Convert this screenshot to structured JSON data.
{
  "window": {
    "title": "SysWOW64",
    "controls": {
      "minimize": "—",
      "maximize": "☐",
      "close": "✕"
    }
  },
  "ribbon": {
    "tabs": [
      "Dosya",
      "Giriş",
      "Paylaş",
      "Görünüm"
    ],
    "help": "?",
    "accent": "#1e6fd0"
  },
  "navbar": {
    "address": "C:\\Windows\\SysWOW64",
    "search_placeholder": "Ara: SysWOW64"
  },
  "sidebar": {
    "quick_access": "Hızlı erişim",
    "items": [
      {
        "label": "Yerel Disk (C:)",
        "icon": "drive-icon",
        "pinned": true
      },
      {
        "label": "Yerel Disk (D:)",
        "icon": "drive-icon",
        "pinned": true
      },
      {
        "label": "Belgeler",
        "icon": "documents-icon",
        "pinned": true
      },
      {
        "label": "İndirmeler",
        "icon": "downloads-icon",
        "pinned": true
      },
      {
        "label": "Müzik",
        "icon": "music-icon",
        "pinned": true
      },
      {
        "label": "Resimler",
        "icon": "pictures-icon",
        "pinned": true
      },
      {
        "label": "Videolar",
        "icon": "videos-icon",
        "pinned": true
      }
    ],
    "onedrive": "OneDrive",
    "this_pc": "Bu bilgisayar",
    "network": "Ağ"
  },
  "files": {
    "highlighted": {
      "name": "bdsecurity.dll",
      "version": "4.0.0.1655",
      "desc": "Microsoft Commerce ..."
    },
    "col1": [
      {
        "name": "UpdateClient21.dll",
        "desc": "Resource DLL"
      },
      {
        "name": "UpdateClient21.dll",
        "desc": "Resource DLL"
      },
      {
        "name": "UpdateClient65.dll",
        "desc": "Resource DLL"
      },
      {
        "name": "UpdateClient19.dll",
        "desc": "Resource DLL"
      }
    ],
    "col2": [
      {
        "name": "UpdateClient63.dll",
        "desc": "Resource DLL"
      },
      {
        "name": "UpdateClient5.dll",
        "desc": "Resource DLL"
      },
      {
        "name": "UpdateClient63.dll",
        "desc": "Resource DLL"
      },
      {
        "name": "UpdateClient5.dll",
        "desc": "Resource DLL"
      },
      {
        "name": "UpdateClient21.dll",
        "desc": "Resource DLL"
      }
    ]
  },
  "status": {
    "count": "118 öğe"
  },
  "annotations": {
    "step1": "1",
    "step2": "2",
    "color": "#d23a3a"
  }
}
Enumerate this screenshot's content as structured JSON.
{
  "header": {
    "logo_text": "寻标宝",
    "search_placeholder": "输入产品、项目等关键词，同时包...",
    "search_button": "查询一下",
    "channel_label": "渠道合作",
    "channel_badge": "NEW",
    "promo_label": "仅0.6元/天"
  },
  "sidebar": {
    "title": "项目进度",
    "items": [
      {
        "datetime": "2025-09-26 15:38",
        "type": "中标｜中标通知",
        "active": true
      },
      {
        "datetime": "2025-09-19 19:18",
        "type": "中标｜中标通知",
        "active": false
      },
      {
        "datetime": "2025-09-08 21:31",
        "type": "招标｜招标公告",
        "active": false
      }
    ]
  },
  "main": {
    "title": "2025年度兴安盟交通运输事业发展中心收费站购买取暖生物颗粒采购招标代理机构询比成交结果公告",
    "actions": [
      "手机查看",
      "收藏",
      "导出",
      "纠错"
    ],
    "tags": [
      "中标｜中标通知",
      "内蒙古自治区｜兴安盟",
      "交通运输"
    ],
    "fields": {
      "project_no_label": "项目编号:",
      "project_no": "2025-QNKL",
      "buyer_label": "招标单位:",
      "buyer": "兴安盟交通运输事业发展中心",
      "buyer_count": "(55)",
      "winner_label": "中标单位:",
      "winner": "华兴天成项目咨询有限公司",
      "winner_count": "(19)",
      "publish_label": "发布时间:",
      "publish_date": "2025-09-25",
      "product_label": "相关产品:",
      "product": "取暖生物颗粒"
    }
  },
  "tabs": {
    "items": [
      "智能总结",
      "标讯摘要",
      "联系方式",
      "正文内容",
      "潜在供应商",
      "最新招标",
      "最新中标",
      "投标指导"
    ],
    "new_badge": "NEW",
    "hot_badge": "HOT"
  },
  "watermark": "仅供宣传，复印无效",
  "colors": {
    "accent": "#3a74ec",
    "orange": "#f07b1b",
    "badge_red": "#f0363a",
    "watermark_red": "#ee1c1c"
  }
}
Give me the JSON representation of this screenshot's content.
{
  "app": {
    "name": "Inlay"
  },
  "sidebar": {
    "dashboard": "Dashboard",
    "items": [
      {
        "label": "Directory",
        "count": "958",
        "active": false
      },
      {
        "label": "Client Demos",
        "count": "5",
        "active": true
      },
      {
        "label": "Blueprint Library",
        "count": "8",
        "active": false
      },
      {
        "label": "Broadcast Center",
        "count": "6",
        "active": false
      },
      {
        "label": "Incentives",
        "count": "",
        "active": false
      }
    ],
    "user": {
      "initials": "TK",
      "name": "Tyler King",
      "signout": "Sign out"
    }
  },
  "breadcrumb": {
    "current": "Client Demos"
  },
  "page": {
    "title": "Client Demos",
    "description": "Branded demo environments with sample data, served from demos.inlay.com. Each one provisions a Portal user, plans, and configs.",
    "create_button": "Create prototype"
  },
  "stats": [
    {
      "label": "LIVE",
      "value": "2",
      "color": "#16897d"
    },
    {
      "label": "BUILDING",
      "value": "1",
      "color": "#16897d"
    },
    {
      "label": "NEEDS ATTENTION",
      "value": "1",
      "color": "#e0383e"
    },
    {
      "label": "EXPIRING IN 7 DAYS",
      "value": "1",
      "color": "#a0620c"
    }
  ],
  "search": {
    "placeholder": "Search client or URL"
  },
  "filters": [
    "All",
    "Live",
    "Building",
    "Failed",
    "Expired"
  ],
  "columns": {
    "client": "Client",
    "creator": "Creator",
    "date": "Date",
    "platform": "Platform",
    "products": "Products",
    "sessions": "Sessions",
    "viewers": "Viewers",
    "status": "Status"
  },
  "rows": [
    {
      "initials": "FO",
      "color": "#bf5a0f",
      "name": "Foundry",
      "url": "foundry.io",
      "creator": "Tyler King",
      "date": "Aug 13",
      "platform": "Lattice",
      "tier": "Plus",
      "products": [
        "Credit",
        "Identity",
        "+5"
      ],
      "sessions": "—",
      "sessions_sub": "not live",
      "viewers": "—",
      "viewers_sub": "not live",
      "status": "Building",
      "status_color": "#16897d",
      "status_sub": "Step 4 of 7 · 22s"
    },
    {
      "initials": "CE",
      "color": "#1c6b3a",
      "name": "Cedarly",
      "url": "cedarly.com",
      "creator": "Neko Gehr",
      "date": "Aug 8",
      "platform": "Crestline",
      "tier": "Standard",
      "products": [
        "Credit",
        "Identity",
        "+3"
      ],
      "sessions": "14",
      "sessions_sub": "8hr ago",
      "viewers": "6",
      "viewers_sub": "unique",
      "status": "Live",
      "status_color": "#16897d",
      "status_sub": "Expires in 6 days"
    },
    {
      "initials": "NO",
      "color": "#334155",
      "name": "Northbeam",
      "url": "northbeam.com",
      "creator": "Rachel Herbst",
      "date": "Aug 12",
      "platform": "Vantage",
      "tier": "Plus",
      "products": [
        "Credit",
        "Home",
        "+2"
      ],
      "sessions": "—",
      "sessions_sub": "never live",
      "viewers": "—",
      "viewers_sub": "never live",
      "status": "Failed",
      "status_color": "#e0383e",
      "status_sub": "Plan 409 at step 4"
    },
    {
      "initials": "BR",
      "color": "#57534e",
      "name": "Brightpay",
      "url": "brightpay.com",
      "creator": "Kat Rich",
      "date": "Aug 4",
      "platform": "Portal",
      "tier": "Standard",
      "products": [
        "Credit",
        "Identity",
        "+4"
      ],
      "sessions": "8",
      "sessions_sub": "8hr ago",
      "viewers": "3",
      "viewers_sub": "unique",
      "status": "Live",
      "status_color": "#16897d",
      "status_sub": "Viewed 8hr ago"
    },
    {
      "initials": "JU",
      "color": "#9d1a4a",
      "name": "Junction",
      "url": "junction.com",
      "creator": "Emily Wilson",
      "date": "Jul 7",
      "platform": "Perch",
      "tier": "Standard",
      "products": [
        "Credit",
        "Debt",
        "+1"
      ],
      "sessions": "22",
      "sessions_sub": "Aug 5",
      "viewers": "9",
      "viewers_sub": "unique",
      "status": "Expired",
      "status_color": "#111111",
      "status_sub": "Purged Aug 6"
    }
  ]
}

________________________

TASK OBJECTIVE: Within the data above, pick out all lines holding the word "structured".

CORRECT RESULT:
Convert this screenshot to structured JSON data.
Enumerate this screenshot's content as structured JSON.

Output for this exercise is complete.